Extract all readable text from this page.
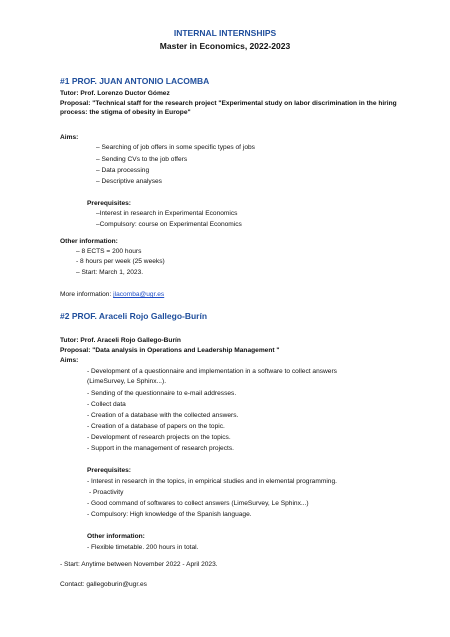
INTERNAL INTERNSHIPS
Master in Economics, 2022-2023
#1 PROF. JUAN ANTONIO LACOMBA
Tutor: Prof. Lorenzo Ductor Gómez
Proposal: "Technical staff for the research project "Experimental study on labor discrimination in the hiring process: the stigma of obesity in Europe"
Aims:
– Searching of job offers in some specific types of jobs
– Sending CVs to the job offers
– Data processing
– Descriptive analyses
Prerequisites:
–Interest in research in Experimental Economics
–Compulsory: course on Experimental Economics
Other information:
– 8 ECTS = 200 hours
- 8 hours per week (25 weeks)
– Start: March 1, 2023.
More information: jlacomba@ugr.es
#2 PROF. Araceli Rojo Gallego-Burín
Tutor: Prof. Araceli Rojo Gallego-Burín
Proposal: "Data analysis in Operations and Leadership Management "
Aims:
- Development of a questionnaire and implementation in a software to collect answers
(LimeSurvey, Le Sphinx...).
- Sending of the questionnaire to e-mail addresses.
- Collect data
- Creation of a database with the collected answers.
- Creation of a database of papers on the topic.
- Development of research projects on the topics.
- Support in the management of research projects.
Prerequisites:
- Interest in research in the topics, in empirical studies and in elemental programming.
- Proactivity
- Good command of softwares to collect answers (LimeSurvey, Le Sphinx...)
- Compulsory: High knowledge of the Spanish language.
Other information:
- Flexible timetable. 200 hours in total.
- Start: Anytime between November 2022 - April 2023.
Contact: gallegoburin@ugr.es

——————

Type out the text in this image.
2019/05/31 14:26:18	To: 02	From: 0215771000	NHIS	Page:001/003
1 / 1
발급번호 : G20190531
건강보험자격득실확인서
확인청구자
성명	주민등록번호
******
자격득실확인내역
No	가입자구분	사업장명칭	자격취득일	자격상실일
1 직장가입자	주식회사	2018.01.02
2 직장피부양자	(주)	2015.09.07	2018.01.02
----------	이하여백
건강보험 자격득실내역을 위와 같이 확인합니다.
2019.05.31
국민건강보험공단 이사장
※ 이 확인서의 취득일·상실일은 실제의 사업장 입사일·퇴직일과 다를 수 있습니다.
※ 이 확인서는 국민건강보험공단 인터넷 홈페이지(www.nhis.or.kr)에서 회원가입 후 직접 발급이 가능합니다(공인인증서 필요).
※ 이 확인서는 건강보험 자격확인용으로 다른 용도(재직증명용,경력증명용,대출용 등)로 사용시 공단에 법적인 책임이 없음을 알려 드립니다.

——————

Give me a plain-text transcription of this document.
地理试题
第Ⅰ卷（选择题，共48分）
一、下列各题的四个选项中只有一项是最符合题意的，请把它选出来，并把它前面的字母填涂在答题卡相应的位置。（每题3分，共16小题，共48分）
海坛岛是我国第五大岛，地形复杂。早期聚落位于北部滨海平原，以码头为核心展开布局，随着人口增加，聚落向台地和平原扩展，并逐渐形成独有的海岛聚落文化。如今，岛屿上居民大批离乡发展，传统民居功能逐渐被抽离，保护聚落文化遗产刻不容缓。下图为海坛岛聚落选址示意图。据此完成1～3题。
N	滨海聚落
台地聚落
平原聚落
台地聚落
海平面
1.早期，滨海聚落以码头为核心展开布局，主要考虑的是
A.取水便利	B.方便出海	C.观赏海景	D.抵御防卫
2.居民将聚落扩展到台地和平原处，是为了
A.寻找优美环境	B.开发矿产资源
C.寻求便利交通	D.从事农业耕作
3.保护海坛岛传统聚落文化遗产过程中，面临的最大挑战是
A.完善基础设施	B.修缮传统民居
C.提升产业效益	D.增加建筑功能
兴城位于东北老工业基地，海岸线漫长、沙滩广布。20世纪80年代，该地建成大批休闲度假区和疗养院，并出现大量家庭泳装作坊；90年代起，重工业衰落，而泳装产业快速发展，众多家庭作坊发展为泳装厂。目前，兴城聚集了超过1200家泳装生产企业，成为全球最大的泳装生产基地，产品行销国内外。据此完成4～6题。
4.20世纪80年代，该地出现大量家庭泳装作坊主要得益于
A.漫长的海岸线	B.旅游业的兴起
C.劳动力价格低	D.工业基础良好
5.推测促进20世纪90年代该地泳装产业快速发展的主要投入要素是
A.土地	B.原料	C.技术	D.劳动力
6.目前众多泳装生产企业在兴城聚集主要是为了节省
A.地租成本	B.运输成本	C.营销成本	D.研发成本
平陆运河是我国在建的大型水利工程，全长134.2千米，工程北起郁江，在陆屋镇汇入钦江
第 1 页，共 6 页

——————

* **Brief**: Copy whichever lines in the listing above contain the word "topics".

* **Full response**:
- Development of research projects on the topics.
- Interest in research in the topics, in empirical studies and in elemental programming.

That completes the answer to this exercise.